___ RECORDS TO USE ___
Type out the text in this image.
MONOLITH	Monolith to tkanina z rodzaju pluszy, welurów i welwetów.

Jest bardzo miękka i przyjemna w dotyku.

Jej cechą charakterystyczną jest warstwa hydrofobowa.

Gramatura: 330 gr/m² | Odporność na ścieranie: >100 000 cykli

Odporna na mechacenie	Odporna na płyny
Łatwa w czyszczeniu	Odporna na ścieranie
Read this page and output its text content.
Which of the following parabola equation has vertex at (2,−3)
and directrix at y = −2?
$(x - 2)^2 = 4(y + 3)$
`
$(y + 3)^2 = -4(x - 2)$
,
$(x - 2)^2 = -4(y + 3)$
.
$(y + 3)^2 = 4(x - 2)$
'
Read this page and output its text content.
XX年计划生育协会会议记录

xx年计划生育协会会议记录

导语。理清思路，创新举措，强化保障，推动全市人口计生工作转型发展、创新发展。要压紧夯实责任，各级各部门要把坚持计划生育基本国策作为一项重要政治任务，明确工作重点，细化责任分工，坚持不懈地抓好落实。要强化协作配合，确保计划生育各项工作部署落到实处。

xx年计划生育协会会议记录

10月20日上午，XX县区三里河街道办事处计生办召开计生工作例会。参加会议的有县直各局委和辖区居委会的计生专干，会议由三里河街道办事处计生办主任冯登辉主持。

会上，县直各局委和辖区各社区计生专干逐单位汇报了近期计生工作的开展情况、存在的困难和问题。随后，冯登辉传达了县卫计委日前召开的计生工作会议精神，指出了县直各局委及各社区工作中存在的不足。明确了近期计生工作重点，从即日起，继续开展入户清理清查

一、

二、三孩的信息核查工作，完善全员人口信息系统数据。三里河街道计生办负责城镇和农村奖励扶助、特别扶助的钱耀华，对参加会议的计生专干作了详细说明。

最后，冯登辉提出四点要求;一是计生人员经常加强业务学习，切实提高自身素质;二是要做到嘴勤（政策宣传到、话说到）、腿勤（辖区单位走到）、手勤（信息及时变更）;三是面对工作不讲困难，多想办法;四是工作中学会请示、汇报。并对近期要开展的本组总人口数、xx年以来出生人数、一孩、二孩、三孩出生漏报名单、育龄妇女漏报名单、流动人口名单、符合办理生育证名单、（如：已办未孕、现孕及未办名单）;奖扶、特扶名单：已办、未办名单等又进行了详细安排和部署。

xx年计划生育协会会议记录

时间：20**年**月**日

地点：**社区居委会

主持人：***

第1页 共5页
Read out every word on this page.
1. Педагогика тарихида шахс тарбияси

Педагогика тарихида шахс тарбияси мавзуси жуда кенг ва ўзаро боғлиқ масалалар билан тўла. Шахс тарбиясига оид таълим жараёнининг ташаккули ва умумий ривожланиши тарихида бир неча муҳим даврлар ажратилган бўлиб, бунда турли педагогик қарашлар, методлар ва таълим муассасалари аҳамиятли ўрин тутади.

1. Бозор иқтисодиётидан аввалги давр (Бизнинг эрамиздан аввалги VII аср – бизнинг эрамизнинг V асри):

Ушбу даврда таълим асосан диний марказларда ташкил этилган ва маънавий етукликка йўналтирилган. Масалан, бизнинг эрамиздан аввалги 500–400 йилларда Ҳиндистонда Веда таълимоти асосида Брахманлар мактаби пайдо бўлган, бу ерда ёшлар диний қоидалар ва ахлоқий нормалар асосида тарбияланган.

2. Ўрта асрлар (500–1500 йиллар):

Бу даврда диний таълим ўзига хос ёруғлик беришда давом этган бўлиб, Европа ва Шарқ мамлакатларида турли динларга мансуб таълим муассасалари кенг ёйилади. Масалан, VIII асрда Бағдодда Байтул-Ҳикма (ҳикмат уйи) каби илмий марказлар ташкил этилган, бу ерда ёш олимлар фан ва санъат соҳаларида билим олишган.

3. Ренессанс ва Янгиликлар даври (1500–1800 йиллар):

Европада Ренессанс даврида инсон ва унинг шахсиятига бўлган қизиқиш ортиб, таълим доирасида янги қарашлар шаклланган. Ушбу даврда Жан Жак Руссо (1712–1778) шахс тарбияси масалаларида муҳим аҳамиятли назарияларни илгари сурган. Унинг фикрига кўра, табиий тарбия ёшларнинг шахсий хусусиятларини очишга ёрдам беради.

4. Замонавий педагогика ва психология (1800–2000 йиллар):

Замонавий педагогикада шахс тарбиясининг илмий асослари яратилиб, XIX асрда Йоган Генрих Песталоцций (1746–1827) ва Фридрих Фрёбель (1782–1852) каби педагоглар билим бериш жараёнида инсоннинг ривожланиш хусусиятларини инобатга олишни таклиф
___
= WHAT IS EXPECTED =
Pick out each line containing the string "this" and copy it.

= CORRECT RESULT =
Type out the text in this image.
Read this page and output its text content.
Read this page and output its text content.
Read out every word on this page.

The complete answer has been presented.